Assessing research progress across the world

Under the leadership of researchers associated with the FAPESP Research Programs in Bioenergy (BIOEN), Biodiversity (BIOTA) and Climate Change (RPGCC), a research network focused on the main challenges of the advancement of Bioenergy, evaluated its performance against the need to achieve food, climate and environmental security while providing sustainable development and innovation. A total of 154 experts from 31 countries and 100 institutions led by BIOEN collaborated to analyze a series of issues related to the sustainability of bioenergy, production and use. This global scientific assessment on Bioenergy and Sustainability under the aegis of the Scientific Committee on Environmental Problems (SCOPE) was conducted using the RAP (Rapid Assessment Process) concept, and an international seminar was held at UNESCO headquarters in Paris in December 2013. For the workshop 14 chapters on various aspects of sustainability were prepared that served as a basis to produce four chapters on cross-cutting issues important for public policies. All chapters have gone through a rigorous peer review process. The synthesis volume, totaling 700 pages with 2,000 references, as part of the SCOPE series is available in open access ( and already has more than 60,000 downloads. The group concludes that Bioenergy does not compete with food security, that there is enough land for significant expansion without prejudice to other uses, that there are measures and technologies for the preservation of ecosystems, that in fact the technologies have advanced significantly to increase efficiency, among others points.

The group’s activities are still ongoing, now in discussion forums that further international cooperation and produce reports on innovation (Mission Innovation), governance (Biofuture Platform), technologies (International Energy Agency), sustainability (GBEP), sustainable development (IRENA), among others.

- Stored data:
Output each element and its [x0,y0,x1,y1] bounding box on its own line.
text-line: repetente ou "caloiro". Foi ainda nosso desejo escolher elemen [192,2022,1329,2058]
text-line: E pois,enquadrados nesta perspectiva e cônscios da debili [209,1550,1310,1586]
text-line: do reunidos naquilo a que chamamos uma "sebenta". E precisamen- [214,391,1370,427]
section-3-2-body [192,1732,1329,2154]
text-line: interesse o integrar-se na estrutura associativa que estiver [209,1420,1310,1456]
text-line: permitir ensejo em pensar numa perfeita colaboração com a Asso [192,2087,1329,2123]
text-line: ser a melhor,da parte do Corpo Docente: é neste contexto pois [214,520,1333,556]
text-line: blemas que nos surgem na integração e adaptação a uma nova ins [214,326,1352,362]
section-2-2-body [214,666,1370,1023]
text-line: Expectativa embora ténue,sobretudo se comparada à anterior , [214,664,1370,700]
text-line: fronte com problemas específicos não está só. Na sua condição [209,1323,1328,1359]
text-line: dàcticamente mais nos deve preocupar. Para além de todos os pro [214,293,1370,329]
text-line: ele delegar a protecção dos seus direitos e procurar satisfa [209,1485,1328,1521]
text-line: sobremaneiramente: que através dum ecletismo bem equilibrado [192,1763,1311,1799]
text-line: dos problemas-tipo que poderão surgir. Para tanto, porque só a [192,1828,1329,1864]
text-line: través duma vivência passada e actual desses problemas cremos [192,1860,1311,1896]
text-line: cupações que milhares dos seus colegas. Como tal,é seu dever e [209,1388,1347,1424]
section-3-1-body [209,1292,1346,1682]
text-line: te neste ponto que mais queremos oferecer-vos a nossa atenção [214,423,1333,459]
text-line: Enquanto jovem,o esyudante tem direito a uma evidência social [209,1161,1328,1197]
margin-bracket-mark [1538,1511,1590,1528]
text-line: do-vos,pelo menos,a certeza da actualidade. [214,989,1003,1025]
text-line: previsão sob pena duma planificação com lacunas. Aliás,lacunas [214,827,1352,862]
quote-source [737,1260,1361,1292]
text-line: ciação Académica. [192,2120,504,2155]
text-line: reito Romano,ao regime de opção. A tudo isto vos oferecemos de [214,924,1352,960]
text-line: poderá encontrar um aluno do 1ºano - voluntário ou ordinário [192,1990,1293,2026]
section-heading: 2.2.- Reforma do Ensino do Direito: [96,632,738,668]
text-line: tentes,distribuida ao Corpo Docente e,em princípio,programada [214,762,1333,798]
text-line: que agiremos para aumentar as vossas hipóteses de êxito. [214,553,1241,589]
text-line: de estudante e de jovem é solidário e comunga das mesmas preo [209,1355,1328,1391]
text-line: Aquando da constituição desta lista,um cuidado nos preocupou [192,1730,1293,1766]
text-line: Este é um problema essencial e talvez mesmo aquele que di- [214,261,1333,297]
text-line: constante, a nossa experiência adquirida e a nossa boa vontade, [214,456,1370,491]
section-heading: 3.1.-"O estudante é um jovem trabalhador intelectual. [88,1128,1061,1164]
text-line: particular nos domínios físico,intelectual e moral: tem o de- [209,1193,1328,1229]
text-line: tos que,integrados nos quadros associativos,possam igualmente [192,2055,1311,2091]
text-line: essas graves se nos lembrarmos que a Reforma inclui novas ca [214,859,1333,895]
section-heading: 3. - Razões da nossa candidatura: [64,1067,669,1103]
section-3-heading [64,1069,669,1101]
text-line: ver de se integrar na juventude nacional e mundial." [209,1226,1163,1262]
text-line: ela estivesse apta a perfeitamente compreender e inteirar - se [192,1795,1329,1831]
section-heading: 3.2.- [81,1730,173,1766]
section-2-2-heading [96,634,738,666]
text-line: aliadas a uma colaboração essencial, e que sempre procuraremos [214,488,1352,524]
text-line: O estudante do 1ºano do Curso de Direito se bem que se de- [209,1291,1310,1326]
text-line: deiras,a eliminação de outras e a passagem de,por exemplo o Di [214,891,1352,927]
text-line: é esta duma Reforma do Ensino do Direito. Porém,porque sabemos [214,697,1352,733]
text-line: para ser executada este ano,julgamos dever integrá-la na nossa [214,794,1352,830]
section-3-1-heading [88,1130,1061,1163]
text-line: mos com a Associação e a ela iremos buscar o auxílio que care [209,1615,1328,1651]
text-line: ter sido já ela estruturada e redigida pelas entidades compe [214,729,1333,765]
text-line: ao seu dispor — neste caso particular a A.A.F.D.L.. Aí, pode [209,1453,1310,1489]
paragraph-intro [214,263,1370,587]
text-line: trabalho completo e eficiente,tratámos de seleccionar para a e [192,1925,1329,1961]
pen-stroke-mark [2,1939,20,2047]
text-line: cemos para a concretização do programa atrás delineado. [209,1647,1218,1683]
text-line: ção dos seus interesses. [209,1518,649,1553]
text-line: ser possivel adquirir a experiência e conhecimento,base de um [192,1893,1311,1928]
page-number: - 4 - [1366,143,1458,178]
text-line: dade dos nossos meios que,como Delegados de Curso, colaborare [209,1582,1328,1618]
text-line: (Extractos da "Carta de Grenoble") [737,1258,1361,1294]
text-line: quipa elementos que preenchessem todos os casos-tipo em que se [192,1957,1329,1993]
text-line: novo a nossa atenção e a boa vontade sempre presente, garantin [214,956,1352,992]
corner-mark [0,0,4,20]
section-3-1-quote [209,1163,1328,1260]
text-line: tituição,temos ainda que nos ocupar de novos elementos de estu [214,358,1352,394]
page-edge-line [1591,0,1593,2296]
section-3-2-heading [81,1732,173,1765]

- Your goal: Continue the text on the global bioenergy sustainability assessment, starting after its final sentence. The rows have no connection to the text on the global bioenergy sustainability assessment.

- Written response:
Agriculture at BIOEN: big leaps for agronomy, breeding and biotechnology

Agriculture faces a number of challenges. Plant cultivation is subject to an environment in constant change and the producer lives an incessant search for greater productivity. More recently, the challenge of increasing productivity with greater sustainability has become mandatory. Today, sugarcane and soybean crops use various technologies to increase productivity resulting from BIOEN. We have the example of knowledge of the sugarcane genome, sequenced within the scope of BIOEN, and the development of genetics that advance improvement for drought tolerance, with patents licensed to companies in the sector. Another example relates to the production of healthy seedlings. Responding to the demand for healthy sugarcane seedlings and a certificate of genetic origin, a seedling production process was developed in bioreactors of bio-factories, with guarantee of origin and health with respect to three of the main bacterial diseases of the crop. These seedlings feed varietal multiplication cycles, such as those of pre-sprouted seedlings, already widely adopted in the sugarcane sector, which allow high gains in productivity and longevity.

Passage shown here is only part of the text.